● **Selected text**:
★ ★ ★

Thanks Maureen....... 

Huh....well....the dogs are going to have to absorb what they get as I am not adding butter or oil (other than Salmon Oil) to their diets. I have cut it almost completely out of mine......


----------



## Bob Scott (Mar 30, 2006)

Just curious if carrots are ground and blended really well wouldn't the dog get some benefit from the "juice"?
Is it JUST the cellulose that makes then indigestable?
As to the chocolate, my son's girlfriend is an emergency room vet. She said a dog would darn near have to eat it's weight in Hershey's chocolate in order for it to be seriously toxic.
Dark, Baker's chocolate is a totally different thing.


----------



## Matthew Grubb (Nov 16, 2007)

My wife throws sliced sweet potato, sliced and cored apple, berries, and other natural goodies in the food dehydrator as natural treats for our dogs. When she went grain free with them she changed their entire diet.

★ ★ ★

● **Instructions**:
**a)** Answer these from the dog-diet thread:
(i) What oil is the first poster still adding to the dogs' diets?
(ii) What is the job of Bob Scott's son's girlfriend?
(iii) What does Matthew Grubb's wife put in the food dehydrator?
**b)** Please pick up the dog-diet thread where it stops and continue it.
The entries have nothing to do with the dog-diet thread.

★ ★ ★

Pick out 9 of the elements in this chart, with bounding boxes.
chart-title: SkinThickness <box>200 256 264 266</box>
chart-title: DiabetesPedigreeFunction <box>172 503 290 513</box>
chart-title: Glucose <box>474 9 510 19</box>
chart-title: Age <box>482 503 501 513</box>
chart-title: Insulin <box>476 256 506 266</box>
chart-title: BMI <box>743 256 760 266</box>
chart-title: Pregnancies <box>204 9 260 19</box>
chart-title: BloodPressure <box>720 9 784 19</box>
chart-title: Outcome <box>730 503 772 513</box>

★ ★ ★

● **Replies**:
**a)**
(i) Salmon Oil.
(ii) She is an emergency room vet.
(iii) Sliced sweet potato, sliced and cored apple, berries, and other natural goodies.

**b)**
----------



## Bob Scott (Mar 30, 2006)

Matthew Grubb said:


> My wife throws sliced sweet potato, sliced and cored apple, berries, and other natural goodies in the food dehydrator as natural treats for our dogs. When she went grain free with them she changed their entire diet.




I think apple "seeds" can be toxic in large amounts. 
Maybe Connie or Maren can verify the if, how and why of that!


----------



## Carol Boche (May 13, 2007)

Matthew Grubb said:


> My wife throws sliced sweet potato, sliced and cored apple, berries, and other natural goodies in the food dehydrator as natural treats for our dogs. When she went grain free with them she changed their entire diet.


Bananas are great too...I make chips and the dogs really like those.


----------



## leslie cassian (Jun 3, 2007)

_I think apple "seeds" can be toxic in large amounts. _

Apple seeds contain cyanide, but you would have to eat a LOT of them to poison yourself.


----------



## Howard Gaines III (Dec 26, 2007)

Learning so much from this thread!!!


----------



## Connie Sutherland (Mar 27, 2006)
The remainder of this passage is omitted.